## [What the task requires]
Report the count of lines below in which the string "преступности" occurs; include nothing else.

## [Records supplied]
>>>>>
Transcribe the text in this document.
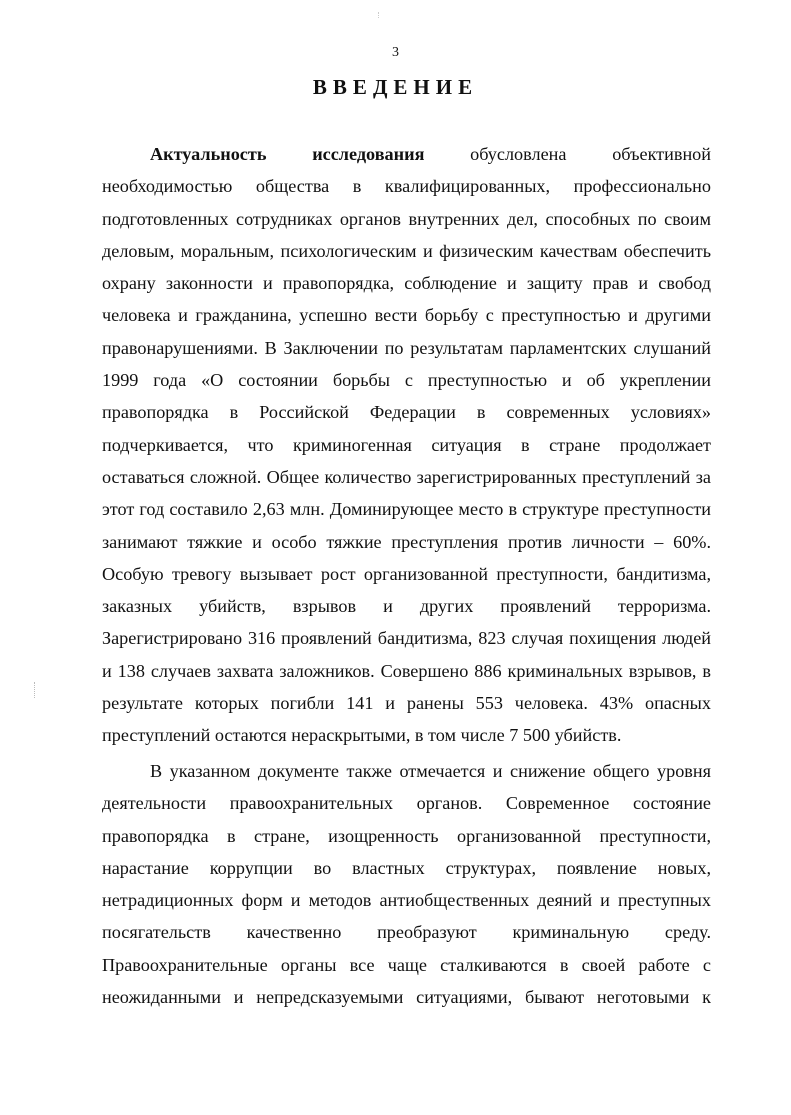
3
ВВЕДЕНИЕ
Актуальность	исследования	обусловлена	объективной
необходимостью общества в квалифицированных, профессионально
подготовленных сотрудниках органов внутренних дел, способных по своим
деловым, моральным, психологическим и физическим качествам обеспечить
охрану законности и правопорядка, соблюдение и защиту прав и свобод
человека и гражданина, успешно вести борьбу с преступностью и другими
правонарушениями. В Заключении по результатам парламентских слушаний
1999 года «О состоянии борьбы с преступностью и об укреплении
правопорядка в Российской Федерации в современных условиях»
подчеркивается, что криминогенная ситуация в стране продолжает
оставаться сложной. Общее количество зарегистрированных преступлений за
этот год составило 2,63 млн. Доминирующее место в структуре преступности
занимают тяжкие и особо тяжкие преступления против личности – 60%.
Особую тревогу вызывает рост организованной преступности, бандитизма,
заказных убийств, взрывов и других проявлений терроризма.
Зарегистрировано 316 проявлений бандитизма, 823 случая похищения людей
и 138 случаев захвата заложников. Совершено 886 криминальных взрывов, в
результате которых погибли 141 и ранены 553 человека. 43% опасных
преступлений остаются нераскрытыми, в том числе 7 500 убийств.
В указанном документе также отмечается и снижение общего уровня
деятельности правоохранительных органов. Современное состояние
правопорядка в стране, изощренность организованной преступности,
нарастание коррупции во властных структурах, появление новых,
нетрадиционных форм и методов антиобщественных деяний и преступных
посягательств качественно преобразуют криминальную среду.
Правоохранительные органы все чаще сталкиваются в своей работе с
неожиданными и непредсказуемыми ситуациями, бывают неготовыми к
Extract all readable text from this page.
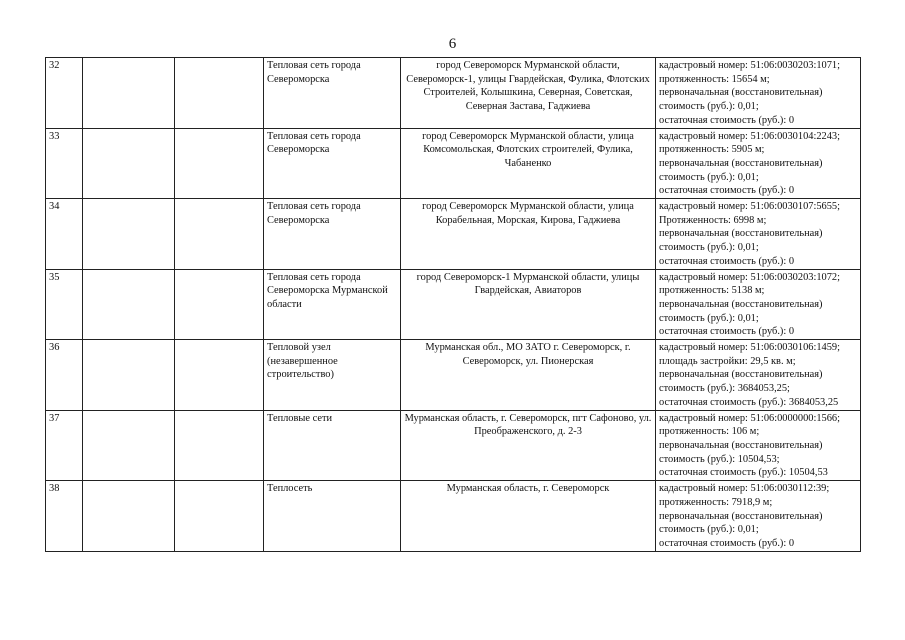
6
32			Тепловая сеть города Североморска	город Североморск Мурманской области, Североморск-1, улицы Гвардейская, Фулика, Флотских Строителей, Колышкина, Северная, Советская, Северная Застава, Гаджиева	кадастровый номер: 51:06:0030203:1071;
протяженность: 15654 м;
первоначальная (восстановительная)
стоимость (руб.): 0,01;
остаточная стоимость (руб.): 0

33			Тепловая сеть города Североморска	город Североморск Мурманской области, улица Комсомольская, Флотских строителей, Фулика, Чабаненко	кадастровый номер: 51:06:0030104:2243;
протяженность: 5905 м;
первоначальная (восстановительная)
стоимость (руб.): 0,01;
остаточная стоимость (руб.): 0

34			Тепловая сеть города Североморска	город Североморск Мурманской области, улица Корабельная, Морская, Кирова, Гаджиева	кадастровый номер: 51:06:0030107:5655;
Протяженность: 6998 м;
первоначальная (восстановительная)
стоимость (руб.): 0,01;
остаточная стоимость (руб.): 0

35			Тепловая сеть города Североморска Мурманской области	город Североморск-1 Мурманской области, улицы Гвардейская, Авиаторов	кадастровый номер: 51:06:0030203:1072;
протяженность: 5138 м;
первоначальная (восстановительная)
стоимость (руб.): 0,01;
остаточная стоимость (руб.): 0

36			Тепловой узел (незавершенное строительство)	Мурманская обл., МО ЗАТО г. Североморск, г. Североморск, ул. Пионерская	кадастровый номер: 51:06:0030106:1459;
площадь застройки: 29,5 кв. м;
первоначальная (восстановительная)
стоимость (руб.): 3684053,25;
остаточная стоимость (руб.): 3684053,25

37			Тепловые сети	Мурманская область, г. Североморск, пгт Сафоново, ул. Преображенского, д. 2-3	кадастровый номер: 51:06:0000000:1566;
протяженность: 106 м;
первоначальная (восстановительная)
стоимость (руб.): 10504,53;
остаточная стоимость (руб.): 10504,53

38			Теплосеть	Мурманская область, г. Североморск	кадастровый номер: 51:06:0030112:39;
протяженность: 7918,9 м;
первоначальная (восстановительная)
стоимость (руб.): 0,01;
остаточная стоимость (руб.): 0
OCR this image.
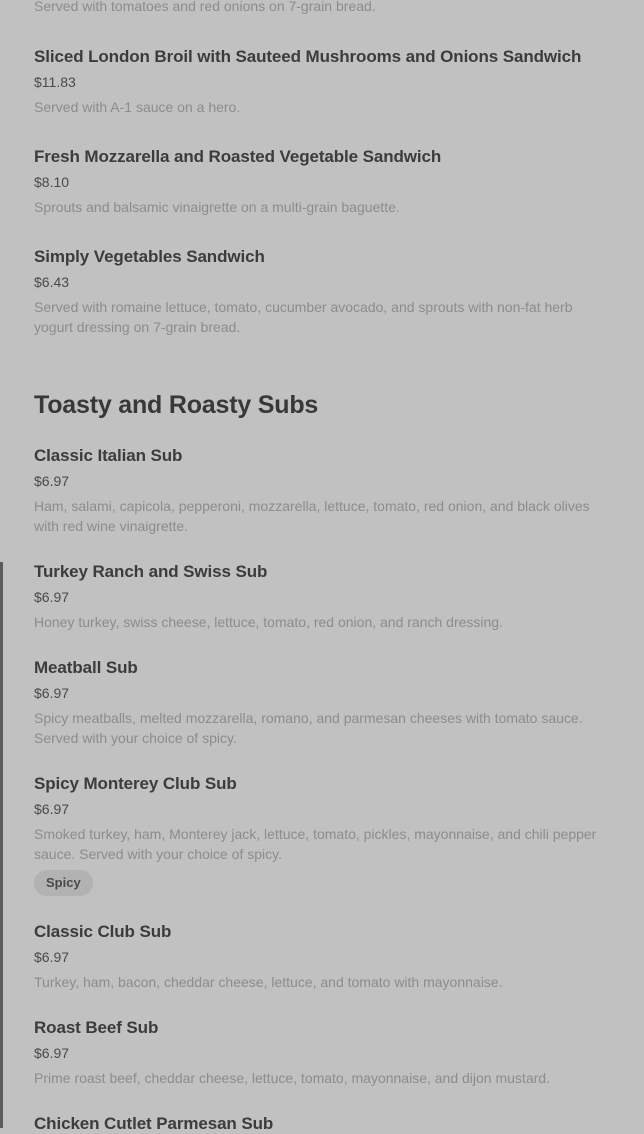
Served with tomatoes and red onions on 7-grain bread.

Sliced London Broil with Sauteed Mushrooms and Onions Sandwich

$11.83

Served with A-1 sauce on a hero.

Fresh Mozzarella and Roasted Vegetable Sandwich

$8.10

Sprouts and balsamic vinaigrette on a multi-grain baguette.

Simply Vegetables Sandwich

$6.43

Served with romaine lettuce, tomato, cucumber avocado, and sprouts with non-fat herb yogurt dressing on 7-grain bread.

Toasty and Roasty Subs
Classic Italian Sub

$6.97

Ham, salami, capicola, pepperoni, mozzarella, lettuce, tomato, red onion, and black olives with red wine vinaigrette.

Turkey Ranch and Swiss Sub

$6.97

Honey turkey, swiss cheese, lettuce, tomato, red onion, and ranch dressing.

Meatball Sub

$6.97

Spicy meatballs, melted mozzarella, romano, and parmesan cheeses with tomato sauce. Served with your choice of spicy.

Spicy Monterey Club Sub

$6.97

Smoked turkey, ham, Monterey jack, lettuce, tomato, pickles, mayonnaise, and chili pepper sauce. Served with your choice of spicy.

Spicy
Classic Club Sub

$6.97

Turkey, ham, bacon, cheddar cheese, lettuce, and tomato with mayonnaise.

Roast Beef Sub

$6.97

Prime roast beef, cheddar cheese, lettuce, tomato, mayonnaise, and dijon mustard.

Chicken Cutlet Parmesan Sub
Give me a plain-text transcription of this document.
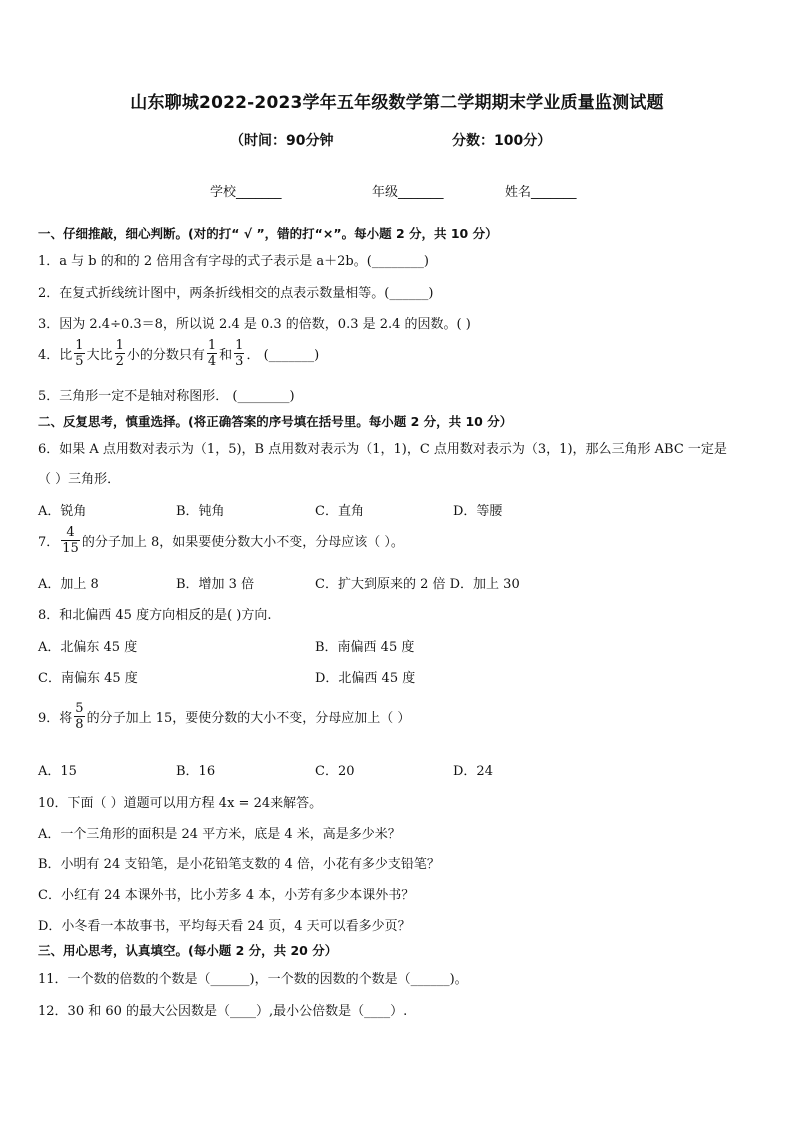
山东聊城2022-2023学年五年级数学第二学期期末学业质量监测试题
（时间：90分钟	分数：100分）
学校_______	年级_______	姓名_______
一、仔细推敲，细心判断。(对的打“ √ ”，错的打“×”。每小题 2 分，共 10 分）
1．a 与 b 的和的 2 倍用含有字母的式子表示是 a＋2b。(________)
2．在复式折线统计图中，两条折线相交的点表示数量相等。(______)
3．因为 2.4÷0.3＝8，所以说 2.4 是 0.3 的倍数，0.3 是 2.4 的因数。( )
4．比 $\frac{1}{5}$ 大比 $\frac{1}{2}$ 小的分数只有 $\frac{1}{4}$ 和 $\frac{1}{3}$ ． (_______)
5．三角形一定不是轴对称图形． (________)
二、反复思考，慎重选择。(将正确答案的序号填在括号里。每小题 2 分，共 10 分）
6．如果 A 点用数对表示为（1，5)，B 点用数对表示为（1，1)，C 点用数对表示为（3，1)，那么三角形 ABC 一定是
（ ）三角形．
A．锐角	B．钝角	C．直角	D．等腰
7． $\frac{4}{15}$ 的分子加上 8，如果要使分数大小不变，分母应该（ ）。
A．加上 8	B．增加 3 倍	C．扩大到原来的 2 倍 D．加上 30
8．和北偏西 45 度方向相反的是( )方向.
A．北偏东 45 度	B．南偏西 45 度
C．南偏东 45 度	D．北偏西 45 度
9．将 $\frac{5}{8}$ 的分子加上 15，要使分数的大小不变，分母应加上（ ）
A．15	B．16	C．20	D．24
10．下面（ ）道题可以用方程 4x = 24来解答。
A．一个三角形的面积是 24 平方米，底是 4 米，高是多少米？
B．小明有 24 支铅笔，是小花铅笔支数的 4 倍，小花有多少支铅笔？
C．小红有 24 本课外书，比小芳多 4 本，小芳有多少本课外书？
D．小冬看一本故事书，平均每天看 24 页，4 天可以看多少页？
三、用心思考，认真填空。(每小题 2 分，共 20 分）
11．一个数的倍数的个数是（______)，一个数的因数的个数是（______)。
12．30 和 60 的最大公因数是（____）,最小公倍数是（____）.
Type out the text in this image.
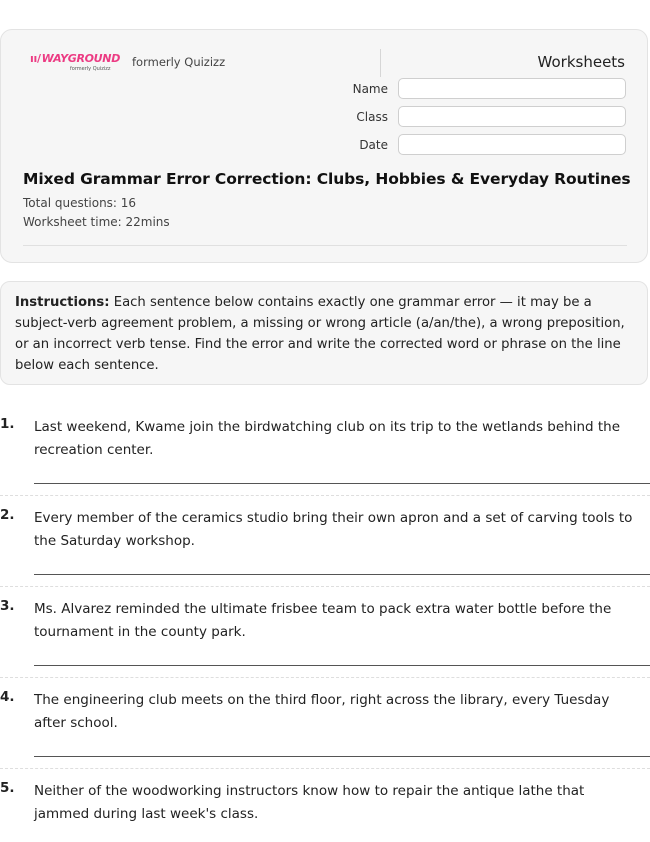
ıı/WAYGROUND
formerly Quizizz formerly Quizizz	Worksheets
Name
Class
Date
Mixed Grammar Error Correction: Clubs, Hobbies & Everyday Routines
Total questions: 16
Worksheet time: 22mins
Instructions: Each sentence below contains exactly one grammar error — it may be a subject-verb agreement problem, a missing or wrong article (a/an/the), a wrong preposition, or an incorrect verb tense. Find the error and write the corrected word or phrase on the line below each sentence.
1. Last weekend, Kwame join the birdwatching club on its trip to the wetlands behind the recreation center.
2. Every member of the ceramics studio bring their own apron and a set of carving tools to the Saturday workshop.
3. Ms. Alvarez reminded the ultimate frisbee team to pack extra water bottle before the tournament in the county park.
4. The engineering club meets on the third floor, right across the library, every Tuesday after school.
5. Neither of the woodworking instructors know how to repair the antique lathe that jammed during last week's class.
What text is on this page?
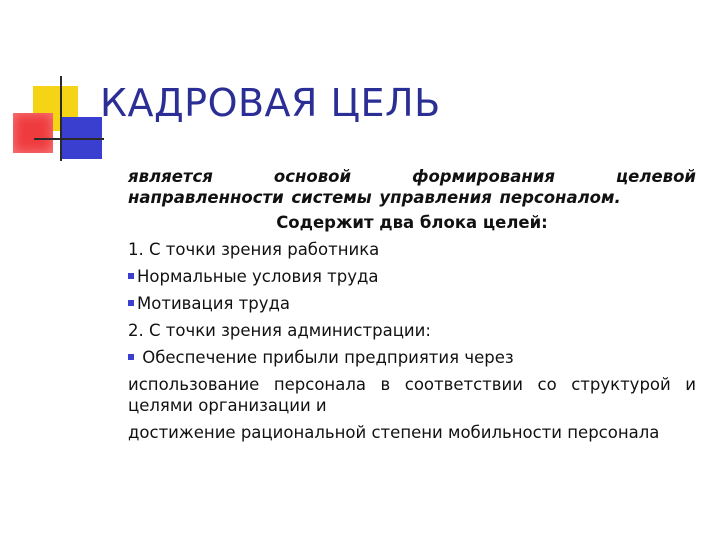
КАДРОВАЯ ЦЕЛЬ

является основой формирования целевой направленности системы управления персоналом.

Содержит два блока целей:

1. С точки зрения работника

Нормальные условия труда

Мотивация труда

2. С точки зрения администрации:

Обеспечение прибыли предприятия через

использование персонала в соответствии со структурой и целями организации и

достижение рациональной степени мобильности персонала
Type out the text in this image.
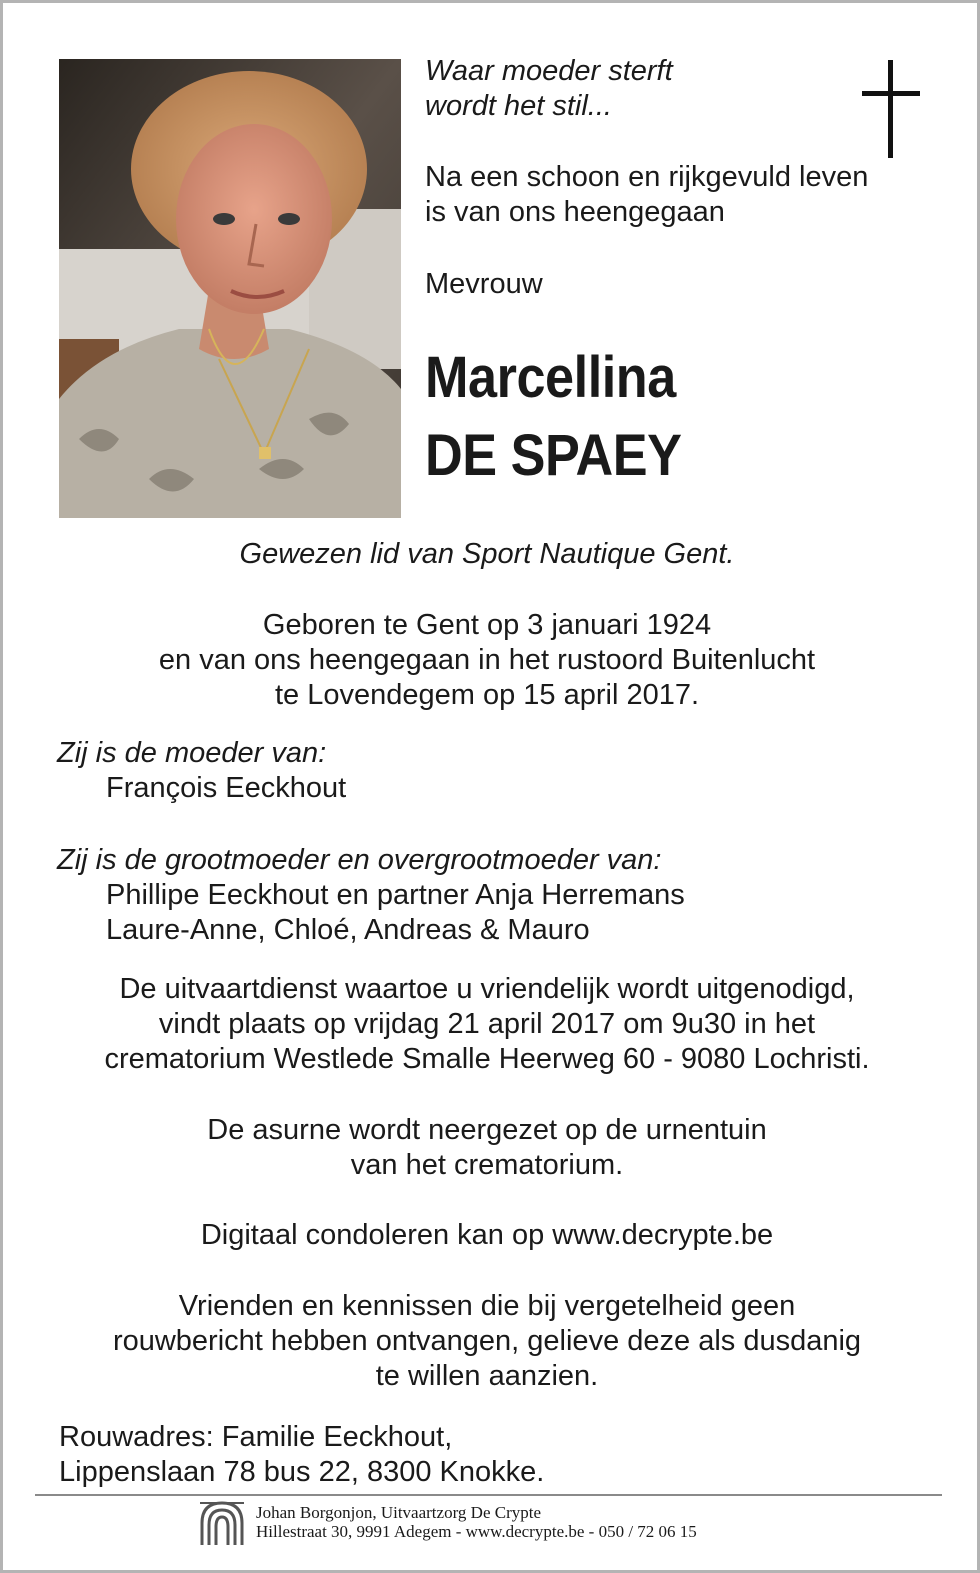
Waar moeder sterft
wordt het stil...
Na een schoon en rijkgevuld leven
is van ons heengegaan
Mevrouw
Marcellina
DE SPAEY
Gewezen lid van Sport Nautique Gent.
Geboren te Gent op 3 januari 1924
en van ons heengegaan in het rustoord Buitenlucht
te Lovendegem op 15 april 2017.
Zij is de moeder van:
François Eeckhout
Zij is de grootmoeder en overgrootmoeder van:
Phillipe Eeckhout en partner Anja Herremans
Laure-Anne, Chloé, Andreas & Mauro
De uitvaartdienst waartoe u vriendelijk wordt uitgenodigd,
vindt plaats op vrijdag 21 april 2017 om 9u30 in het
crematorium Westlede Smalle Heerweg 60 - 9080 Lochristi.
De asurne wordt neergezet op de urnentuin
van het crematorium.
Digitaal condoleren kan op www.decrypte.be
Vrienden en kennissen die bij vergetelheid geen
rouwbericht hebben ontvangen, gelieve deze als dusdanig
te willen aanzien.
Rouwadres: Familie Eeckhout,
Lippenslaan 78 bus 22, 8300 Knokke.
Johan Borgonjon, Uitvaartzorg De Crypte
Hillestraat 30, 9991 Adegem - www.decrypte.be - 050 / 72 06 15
<<<<<
## [Complete response]
3